> _YOUR OBJECTIVE_
Return each line of the records with nothing changed, pictures excepted.

> _Collected data_
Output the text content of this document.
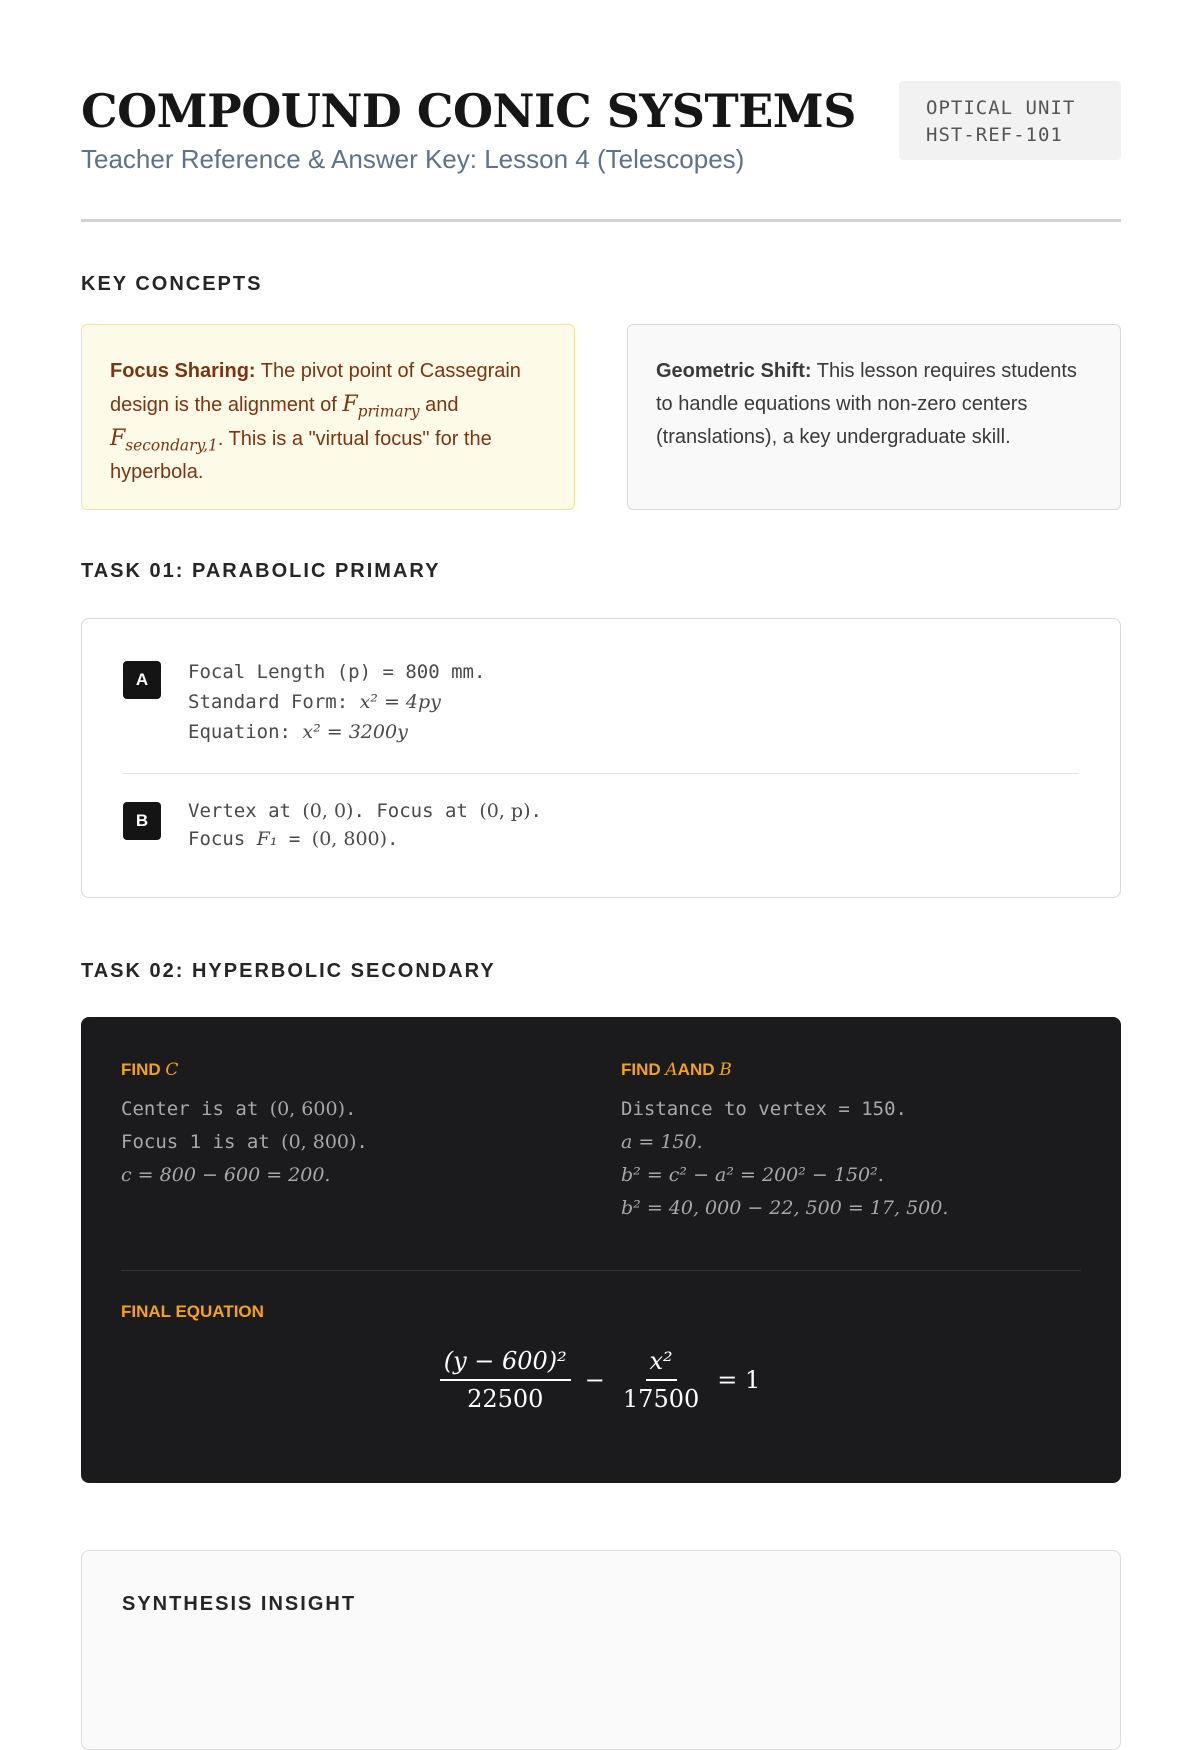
COMPOUND CONIC SYSTEMS
Teacher Reference & Answer Key: Lesson 4 (Telescopes)
OPTICAL UNIT
HST-REF-101
KEY CONCEPTS
Focus Sharing: The pivot point of Cassegrain design is the alignment of $F_{primary}$ and $F_{secondary,1}$. This is a "virtual focus" for the hyperbola.
Geometric Shift: This lesson requires students to handle equations with non-zero centers (translations), a key undergraduate skill.
TASK 01: PARABOLIC PRIMARY
A	Focal Length (p) = 800 mm.
Standard Form: x² = 4py
Equation: x² = 3200y
B	Vertex at (0, 0). Focus at (0, p).
Focus F₁ = (0, 800).
TASK 02: HYPERBOLIC SECONDARY
FIND C
Center is at (0, 600).
Focus 1 is at (0, 800).
c = 800 − 600 = 200.
FIND AAND B
Distance to vertex = 150.
a = 150.
b² = c² − a² = 200² − 150².
b² = 40, 000 − 22, 500 = 17, 500.
FINAL EQUATION
$\frac{\text{(y − 600)²}}{22500} - \frac{\text{x²}}{17500} = 1$
SYNTHESIS INSIGHT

> _EXERCISE SOLUTION_
Output the text content of this document.
COMPOUND CONIC SYSTEMS
Teacher Reference & Answer Key: Lesson 4 (Telescopes)
OPTICAL UNIT
HST-REF-101
KEY CONCEPTS
Focus Sharing: The pivot point of Cassegrain design is the alignment of $F_{primary}$ and $F_{secondary,1}$. This is a "virtual focus" for the hyperbola.
Geometric Shift: This lesson requires students to handle equations with non-zero centers (translations), a key undergraduate skill.
TASK 01: PARABOLIC PRIMARY
A	Focal Length (p) = 800 mm.
Standard Form: x² = 4py
Equation: x² = 3200y
B	Vertex at (0, 0). Focus at (0, p).
Focus F₁ = (0, 800).
TASK 02: HYPERBOLIC SECONDARY
FIND C
Center is at (0, 600).
Focus 1 is at (0, 800).
c = 800 − 600 = 200.
FIND AAND B
Distance to vertex = 150.
a = 150.
b² = c² − a² = 200² − 150².
b² = 40, 000 − 22, 500 = 17, 500.
FINAL EQUATION
$\frac{\text{(y − 600)²}}{22500} - \frac{\text{x²}}{17500} = 1$
SYNTHESIS INSIGHT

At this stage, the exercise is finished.